→ **WHAT IS EXPECTED**
Return every entry exactly.

[Part of a data file]
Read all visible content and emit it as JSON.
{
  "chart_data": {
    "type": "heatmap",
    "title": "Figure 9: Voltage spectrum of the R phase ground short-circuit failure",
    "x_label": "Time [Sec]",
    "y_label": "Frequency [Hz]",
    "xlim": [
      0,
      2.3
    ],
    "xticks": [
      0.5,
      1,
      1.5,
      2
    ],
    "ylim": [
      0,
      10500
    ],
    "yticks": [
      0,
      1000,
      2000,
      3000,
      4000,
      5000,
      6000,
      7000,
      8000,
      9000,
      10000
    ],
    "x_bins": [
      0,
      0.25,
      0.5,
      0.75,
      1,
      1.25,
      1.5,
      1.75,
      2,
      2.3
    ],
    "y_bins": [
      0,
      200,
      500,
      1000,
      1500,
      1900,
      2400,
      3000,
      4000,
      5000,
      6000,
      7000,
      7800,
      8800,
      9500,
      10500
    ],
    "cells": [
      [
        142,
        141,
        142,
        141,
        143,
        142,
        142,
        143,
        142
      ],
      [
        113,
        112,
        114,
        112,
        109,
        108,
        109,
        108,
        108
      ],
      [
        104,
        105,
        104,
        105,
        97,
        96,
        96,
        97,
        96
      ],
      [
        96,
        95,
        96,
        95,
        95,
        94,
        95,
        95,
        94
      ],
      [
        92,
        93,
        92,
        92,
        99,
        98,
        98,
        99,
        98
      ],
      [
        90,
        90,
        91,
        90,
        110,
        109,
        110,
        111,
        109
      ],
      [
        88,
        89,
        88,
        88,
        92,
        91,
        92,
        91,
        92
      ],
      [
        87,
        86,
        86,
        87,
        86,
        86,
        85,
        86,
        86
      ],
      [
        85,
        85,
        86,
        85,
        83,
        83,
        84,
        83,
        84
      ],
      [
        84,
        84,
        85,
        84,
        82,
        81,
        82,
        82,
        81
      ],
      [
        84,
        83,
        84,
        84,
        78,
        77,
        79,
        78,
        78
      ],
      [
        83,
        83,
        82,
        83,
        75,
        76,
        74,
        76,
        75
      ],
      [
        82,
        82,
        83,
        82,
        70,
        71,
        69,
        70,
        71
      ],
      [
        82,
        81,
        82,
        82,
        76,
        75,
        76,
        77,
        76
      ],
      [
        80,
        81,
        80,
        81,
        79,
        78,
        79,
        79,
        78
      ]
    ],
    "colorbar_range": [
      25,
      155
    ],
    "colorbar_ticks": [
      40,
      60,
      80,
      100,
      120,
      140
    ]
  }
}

→ **EXPECTED ANSWER**
Read all visible content and emit it as JSON.
{
  "chart_data": {
    "type": "heatmap",
    "title": "Figure 9: Voltage spectrum of the R phase ground short-circuit failure",
    "x_label": "Time [Sec]",
    "y_label": "Frequency [Hz]",
    "xlim": [
      0,
      2.3
    ],
    "xticks": [
      0.5,
      1,
      1.5,
      2
    ],
    "ylim": [
      0,
      10500
    ],
    "yticks": [
      0,
      1000,
      2000,
      3000,
      4000,
      5000,
      6000,
      7000,
      8000,
      9000,
      10000
    ],
    "x_bins": [
      0,
      0.25,
      0.5,
      0.75,
      1,
      1.25,
      1.5,
      1.75,
      2,
      2.3
    ],
    "y_bins": [
      0,
      200,
      500,
      1000,
      1500,
      1900,
      2400,
      3000,
      4000,
      5000,
      6000,
      7000,
      7800,
      8800,
      9500,
      10500
    ],
    "cells": [
      [
        142,
        141,
        142,
        141,
        143,
        142,
        142,
        143,
        142
      ],
      [
        113,
        112,
        114,
        112,
        109,
        108,
        109,
        108,
        108
      ],
      [
        104,
        105,
        104,
        105,
        97,
        96,
        96,
        97,
        96
      ],
      [
        96,
        95,
        96,
        95,
        95,
        94,
        95,
        95,
        94
      ],
      [
        92,
        93,
        92,
        92,
        99,
        98,
        98,
        99,
        98
      ],
      [
        90,
        90,
        91,
        90,
        110,
        109,
        110,
        111,
        109
      ],
      [
        88,
        89,
        88,
        88,
        92,
        91,
        92,
        91,
        92
      ],
      [
        87,
        86,
        86,
        87,
        86,
        86,
        85,
        86,
        86
      ],
      [
        85,
        85,
        86,
        85,
        83,
        83,
        84,
        83,
        84
      ],
      [
        84,
        84,
        85,
        84,
        82,
        81,
        82,
        82,
        81
      ],
      [
        84,
        83,
        84,
        84,
        78,
        77,
        79,
        78,
        78
      ],
      [
        83,
        83,
        82,
        83,
        75,
        76,
        74,
        76,
        75
      ],
      [
        82,
        82,
        83,
        82,
        70,
        71,
        69,
        70,
        71
      ],
      [
        82,
        81,
        82,
        82,
        76,
        75,
        76,
        77,
        76
      ],
      [
        80,
        81,
        80,
        81,
        79,
        78,
        79,
        79,
        78
      ]
    ],
    "colorbar_range": [
      25,
      155
    ],
    "colorbar_ticks": [
      40,
      60,
      80,
      100,
      120,
      140
    ]
  }
}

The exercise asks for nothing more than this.